_DIRECTIVE_. Copy every line that holds "JSON".

========

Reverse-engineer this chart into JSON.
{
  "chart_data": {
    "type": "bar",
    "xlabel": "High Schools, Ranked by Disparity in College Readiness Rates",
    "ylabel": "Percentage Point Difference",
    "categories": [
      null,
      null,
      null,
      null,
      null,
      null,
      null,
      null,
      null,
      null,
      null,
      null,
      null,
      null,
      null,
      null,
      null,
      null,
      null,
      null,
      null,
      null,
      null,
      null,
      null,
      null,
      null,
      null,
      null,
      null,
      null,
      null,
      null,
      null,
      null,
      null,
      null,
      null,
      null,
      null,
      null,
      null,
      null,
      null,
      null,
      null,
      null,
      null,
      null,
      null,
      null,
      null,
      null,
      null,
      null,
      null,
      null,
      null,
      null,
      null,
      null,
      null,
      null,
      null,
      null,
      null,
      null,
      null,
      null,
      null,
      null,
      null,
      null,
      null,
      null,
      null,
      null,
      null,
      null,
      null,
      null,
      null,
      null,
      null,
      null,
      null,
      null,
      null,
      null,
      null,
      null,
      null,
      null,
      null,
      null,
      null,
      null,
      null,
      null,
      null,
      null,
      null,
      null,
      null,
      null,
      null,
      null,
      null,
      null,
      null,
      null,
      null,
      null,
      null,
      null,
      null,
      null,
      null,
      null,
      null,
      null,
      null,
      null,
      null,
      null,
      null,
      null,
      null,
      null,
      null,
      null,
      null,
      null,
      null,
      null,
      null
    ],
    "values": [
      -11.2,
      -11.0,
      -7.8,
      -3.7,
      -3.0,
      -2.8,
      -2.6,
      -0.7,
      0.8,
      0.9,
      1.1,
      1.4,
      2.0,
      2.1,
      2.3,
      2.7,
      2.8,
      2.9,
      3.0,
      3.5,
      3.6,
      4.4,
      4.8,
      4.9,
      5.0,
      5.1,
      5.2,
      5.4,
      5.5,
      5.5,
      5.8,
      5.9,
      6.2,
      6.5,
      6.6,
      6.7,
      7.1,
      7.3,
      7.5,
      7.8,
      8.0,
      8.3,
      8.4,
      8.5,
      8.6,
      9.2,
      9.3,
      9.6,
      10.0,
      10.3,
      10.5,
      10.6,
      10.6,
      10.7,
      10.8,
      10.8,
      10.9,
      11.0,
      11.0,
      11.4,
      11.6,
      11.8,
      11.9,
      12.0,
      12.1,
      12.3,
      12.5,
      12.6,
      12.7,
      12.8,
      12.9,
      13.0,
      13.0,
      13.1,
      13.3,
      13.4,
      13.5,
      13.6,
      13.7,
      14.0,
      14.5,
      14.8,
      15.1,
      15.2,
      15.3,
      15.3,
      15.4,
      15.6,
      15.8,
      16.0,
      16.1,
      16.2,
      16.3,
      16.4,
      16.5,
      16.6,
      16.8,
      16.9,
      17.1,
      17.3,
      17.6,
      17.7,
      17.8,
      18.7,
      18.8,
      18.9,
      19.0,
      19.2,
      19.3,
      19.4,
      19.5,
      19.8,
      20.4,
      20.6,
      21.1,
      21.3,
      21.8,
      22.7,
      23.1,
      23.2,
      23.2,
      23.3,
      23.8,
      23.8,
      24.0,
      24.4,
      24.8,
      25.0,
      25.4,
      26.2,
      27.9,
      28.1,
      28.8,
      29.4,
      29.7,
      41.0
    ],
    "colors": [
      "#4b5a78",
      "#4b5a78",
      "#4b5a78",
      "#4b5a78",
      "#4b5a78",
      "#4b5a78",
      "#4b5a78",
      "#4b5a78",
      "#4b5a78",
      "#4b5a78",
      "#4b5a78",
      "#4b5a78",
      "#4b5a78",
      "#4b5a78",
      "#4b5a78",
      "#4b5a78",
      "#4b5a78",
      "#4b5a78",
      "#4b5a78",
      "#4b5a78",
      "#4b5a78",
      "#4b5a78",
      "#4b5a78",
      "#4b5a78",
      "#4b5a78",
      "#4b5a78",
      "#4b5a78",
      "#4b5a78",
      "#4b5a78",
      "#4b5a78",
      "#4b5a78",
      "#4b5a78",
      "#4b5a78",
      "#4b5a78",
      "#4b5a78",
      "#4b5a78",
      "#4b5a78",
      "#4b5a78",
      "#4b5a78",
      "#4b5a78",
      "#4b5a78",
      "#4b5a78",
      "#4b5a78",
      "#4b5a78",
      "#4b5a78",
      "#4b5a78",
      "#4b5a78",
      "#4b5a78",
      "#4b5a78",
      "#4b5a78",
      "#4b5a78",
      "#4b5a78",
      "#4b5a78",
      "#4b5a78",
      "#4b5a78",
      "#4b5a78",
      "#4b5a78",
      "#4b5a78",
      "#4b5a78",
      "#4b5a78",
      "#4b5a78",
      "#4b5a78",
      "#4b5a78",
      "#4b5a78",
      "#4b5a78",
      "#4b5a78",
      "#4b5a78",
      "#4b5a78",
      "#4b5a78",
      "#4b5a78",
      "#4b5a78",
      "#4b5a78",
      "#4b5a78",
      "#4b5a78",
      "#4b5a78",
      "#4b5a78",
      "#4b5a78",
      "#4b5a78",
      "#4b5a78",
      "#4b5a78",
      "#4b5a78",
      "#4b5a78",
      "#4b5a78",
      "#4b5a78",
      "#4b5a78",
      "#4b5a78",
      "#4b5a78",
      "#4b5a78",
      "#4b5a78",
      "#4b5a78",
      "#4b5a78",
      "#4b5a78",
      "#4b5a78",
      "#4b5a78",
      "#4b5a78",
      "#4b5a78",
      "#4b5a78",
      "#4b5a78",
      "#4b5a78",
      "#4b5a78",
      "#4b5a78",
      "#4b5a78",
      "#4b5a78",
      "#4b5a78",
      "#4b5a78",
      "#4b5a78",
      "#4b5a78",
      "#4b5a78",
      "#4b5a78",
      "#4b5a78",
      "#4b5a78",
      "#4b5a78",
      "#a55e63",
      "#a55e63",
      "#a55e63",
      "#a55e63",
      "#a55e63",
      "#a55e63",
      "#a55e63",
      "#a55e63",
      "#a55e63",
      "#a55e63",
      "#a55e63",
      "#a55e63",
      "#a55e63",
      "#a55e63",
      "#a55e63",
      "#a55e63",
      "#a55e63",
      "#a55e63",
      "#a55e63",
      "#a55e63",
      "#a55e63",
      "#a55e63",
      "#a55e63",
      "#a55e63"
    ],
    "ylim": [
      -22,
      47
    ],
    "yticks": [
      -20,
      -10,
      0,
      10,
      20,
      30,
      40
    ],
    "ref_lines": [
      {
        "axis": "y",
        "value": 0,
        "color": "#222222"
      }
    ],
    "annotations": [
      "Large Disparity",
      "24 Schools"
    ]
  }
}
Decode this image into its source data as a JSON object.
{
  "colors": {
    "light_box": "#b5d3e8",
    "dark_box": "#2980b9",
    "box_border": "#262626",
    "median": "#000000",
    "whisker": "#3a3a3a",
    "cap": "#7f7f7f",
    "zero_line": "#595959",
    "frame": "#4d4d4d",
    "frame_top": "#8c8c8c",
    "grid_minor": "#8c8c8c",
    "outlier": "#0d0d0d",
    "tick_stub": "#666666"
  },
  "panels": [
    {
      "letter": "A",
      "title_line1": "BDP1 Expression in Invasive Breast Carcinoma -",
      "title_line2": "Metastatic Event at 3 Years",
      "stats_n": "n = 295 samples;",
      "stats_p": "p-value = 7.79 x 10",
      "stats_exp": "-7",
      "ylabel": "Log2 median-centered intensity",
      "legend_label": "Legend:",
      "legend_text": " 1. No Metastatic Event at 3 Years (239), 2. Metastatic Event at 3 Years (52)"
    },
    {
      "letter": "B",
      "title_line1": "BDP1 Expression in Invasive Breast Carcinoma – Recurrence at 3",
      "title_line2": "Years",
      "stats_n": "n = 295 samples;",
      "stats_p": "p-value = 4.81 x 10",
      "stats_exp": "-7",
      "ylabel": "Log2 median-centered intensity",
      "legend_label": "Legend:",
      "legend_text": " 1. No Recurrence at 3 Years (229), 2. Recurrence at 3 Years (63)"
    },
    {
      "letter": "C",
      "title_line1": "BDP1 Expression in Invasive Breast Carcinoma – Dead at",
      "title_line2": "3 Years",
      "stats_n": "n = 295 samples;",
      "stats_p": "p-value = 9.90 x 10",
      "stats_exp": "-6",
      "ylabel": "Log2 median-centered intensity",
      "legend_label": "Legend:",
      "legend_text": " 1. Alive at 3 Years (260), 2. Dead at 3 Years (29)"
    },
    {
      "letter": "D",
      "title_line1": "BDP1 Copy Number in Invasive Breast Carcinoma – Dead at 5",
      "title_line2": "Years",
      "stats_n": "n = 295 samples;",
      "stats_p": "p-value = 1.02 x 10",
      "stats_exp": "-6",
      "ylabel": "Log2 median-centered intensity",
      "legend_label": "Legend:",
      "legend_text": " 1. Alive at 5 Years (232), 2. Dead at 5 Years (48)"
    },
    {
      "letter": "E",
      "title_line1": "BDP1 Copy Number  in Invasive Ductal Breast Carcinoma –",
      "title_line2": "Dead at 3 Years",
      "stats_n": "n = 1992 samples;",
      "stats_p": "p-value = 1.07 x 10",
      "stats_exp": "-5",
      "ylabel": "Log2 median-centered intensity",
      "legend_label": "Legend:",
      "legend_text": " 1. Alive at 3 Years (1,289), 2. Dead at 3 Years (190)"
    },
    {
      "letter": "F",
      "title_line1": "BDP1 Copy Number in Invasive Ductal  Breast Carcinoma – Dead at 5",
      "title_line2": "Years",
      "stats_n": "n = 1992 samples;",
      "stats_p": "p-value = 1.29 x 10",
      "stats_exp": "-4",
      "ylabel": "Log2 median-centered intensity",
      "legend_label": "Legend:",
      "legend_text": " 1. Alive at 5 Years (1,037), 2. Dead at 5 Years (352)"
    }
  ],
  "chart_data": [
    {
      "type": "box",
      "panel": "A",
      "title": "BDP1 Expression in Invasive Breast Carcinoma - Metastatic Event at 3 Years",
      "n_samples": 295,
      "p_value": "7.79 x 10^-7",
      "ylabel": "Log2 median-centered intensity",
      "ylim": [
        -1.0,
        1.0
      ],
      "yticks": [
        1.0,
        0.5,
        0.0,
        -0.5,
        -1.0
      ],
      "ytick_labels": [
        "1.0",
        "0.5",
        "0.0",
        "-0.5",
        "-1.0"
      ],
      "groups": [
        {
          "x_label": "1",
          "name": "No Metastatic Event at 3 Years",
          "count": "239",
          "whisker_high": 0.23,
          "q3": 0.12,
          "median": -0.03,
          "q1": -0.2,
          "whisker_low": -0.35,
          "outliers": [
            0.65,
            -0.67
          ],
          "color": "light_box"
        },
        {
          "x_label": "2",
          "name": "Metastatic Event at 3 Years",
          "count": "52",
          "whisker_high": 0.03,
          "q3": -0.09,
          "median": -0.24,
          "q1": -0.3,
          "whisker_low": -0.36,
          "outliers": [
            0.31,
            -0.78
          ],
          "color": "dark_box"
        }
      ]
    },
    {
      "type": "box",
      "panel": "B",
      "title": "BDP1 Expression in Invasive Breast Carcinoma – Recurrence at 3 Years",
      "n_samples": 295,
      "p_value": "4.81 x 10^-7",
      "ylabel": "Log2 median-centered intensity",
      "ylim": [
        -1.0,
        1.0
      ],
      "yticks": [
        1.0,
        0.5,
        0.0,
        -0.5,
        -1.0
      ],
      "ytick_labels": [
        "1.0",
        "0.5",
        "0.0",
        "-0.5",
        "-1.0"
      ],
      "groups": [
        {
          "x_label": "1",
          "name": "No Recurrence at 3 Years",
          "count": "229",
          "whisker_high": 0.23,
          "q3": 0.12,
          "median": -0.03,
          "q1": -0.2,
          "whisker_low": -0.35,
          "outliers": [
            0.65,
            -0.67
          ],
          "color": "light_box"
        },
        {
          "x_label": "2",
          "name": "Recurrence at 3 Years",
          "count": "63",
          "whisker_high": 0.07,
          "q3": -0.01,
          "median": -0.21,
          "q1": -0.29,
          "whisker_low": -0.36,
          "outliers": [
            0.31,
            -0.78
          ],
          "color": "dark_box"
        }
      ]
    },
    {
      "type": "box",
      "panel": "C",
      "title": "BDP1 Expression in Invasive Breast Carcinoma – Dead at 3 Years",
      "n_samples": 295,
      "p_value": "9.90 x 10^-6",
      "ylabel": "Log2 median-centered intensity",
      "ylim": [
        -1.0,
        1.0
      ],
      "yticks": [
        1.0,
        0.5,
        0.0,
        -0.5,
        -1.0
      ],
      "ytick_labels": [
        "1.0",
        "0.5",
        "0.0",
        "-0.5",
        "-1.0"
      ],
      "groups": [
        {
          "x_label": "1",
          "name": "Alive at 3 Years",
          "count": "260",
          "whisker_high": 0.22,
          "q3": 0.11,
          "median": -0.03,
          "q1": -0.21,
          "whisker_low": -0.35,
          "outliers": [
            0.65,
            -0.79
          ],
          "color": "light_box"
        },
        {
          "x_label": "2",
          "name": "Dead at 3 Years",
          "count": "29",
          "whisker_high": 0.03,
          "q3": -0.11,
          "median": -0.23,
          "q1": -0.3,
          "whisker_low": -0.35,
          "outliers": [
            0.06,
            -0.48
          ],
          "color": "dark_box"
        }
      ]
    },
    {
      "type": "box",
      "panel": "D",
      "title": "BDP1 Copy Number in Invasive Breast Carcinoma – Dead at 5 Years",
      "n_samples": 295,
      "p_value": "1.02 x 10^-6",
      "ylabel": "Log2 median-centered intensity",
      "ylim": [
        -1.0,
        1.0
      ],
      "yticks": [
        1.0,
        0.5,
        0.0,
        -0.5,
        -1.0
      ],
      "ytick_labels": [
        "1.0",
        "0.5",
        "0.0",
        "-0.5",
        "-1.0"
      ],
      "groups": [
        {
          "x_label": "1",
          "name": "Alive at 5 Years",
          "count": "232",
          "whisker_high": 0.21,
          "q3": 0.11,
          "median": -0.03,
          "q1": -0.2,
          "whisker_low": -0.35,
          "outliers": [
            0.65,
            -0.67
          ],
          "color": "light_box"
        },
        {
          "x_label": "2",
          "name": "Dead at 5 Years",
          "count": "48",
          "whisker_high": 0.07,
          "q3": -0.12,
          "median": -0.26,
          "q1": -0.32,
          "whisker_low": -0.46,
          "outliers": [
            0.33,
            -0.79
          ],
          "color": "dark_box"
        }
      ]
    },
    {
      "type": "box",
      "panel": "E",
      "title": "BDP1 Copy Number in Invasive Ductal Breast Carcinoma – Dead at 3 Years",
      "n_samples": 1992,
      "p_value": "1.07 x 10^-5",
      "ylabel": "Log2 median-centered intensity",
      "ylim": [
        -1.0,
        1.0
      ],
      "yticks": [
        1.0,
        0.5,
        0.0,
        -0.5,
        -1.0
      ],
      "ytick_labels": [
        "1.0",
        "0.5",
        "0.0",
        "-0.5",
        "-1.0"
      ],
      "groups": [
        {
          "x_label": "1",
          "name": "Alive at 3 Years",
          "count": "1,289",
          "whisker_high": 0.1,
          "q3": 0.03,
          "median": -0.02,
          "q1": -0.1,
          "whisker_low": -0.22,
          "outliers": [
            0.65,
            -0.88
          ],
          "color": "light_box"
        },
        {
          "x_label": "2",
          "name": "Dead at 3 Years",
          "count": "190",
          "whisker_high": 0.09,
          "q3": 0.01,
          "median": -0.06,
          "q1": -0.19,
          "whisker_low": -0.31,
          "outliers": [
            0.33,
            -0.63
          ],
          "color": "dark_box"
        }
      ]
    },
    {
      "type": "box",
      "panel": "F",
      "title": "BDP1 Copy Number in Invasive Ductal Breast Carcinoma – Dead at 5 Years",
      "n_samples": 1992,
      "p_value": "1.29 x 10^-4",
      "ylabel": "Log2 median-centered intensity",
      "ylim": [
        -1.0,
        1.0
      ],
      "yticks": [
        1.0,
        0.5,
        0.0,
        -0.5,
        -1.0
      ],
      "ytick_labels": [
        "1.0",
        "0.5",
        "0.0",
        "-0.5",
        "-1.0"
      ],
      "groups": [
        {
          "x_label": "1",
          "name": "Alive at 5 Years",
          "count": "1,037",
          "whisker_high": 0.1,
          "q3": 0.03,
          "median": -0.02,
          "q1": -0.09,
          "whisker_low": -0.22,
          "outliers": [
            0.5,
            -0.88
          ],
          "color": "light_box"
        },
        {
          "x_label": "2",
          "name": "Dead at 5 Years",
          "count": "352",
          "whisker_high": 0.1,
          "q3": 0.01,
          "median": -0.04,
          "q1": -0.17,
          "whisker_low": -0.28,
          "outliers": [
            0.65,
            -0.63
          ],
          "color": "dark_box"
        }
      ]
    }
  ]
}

========

_OUTPUT OF THE TASK_.
Reverse-engineer this chart into JSON.
Decode this image into its source data as a JSON object.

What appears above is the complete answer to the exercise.